Figure record listings:
• • • • •
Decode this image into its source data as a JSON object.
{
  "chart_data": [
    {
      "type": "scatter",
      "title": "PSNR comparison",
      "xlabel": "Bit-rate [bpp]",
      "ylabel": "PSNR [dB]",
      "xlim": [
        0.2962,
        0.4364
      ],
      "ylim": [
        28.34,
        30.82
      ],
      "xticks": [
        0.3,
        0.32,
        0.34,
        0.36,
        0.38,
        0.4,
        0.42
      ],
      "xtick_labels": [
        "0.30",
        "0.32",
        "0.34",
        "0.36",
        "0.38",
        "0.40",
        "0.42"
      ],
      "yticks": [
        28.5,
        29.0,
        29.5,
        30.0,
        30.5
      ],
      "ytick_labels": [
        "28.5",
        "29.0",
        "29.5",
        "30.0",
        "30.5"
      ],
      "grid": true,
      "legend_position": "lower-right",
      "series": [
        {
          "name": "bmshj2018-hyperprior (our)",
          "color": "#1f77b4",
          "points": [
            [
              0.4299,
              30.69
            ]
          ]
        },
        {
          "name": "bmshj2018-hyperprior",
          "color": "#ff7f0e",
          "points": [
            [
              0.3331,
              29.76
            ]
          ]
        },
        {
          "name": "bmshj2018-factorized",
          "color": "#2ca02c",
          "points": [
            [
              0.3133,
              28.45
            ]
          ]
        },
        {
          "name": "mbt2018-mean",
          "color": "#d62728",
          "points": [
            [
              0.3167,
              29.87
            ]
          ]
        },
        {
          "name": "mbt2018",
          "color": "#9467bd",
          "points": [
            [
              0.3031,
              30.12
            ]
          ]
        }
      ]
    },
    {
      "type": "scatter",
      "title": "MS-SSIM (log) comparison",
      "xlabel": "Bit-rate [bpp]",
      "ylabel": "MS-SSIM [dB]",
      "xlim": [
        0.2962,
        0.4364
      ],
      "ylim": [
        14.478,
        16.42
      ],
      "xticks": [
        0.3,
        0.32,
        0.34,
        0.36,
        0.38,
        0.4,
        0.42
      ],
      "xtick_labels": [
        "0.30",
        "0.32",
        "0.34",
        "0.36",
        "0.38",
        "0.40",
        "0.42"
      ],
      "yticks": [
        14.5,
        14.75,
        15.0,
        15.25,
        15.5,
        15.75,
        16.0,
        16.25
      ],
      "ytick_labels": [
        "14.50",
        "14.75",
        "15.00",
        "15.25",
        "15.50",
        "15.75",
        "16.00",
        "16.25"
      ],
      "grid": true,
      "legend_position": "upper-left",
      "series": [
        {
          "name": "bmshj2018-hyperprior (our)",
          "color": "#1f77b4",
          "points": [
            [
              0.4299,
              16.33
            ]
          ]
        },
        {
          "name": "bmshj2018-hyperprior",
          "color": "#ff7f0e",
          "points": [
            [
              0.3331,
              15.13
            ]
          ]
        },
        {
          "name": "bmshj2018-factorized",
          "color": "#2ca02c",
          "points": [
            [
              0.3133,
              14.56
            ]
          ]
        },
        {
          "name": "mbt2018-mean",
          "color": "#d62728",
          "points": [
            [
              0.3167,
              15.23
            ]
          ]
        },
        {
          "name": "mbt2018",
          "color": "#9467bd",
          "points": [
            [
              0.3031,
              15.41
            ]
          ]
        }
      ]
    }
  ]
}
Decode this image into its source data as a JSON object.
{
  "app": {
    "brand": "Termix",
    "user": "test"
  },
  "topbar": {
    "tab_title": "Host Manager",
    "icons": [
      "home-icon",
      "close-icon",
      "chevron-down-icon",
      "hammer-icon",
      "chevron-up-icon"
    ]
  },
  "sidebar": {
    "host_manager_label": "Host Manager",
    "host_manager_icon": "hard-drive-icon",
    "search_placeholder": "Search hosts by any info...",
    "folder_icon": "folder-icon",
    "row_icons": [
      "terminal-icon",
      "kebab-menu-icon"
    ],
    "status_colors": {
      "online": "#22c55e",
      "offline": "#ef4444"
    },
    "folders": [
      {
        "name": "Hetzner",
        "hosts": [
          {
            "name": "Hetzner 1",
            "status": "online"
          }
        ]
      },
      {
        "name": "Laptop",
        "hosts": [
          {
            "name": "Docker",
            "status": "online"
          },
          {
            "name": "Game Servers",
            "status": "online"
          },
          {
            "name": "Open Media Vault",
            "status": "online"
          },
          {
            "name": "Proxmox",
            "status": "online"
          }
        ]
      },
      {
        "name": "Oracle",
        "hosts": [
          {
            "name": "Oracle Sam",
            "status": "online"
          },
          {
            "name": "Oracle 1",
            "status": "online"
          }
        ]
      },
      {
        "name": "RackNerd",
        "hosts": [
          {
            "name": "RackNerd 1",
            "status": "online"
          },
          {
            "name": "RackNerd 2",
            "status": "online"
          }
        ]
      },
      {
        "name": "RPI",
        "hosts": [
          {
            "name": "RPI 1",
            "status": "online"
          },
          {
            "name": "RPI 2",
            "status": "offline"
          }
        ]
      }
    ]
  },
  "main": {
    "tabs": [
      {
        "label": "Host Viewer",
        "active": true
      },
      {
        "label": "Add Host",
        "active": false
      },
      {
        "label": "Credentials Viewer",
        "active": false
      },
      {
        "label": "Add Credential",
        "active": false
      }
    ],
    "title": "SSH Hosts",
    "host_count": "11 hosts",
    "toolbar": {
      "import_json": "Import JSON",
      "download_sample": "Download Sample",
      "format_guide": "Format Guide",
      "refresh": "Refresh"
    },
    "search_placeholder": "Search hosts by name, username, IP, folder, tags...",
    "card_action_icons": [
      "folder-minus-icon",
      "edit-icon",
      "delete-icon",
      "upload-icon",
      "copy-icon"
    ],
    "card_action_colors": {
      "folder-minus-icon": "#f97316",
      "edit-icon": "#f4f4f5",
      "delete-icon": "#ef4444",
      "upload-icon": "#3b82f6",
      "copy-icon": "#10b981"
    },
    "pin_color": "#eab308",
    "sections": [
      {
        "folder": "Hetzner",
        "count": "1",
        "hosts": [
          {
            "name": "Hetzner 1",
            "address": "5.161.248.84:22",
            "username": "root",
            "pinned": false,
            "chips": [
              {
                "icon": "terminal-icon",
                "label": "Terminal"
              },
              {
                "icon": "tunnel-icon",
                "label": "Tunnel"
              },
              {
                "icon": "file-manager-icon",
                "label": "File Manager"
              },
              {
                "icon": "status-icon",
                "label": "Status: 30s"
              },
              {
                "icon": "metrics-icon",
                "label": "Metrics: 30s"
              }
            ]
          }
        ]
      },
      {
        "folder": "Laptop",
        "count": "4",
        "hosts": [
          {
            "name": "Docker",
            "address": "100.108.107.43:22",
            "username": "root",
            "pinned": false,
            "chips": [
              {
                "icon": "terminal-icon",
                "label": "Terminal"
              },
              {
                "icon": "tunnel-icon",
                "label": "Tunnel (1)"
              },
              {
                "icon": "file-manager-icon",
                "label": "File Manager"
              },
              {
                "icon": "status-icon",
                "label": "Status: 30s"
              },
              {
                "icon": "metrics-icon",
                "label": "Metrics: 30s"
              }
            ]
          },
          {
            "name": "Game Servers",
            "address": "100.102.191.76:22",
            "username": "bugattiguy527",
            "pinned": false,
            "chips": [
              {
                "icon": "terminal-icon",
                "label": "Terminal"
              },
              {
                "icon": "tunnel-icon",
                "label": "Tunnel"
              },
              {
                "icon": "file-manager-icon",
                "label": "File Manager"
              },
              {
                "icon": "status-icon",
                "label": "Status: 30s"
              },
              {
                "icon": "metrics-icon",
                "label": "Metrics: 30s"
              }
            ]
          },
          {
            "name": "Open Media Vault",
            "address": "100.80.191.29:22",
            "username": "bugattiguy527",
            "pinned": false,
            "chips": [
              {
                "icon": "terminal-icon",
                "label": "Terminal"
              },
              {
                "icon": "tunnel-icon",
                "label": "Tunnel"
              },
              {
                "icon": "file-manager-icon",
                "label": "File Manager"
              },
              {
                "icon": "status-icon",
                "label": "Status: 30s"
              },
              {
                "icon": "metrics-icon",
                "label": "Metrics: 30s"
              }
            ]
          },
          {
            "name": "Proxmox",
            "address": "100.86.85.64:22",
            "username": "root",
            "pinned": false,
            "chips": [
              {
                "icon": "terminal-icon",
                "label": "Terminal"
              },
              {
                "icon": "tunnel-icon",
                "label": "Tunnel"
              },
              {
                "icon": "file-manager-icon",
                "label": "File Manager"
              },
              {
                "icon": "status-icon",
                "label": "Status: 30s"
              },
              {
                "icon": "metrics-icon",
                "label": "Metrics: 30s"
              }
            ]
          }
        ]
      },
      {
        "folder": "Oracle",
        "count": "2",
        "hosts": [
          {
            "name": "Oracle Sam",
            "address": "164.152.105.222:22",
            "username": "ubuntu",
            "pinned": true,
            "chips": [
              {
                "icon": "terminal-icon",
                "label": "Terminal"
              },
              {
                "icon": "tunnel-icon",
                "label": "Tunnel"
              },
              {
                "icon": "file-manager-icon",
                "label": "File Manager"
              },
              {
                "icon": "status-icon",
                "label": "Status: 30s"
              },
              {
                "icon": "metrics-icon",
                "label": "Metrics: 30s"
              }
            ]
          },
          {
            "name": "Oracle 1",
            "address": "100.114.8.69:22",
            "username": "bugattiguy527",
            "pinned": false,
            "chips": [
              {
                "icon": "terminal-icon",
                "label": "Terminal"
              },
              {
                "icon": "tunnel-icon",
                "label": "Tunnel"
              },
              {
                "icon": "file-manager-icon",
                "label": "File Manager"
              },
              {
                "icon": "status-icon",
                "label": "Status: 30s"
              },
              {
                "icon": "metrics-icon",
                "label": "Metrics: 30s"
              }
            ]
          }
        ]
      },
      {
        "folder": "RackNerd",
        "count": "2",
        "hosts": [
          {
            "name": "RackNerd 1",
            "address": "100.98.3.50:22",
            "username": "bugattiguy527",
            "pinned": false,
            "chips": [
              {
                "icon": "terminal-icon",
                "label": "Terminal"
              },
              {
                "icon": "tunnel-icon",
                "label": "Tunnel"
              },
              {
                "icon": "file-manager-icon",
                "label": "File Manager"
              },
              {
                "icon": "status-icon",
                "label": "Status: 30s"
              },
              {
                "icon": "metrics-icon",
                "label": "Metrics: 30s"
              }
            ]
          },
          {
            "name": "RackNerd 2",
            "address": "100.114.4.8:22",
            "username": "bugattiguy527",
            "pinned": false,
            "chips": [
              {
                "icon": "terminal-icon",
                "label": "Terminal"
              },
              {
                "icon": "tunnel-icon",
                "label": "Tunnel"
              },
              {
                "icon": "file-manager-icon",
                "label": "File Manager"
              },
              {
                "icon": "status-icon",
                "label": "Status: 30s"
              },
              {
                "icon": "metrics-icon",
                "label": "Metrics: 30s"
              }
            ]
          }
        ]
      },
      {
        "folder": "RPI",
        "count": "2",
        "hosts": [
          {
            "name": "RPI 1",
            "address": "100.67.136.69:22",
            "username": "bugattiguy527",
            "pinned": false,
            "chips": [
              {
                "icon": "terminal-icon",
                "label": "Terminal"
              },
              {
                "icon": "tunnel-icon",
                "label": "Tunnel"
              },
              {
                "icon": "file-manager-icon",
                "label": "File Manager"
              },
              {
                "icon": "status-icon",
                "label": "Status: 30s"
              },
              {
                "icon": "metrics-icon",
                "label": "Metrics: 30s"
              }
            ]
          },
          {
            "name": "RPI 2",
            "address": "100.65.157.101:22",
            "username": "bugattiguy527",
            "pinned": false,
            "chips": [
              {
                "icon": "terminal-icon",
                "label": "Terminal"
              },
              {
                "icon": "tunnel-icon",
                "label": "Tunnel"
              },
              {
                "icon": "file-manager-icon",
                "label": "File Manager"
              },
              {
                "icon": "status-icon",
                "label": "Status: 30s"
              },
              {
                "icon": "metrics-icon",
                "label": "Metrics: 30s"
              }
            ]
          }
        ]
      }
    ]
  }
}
• • • • •
SHORT TASK: Working from the entries above, return all lines that contain "PSNR".

REPLY TO THE EXERCISE:
      "title": "PSNR comparison",
      "ylabel": "PSNR [dB]",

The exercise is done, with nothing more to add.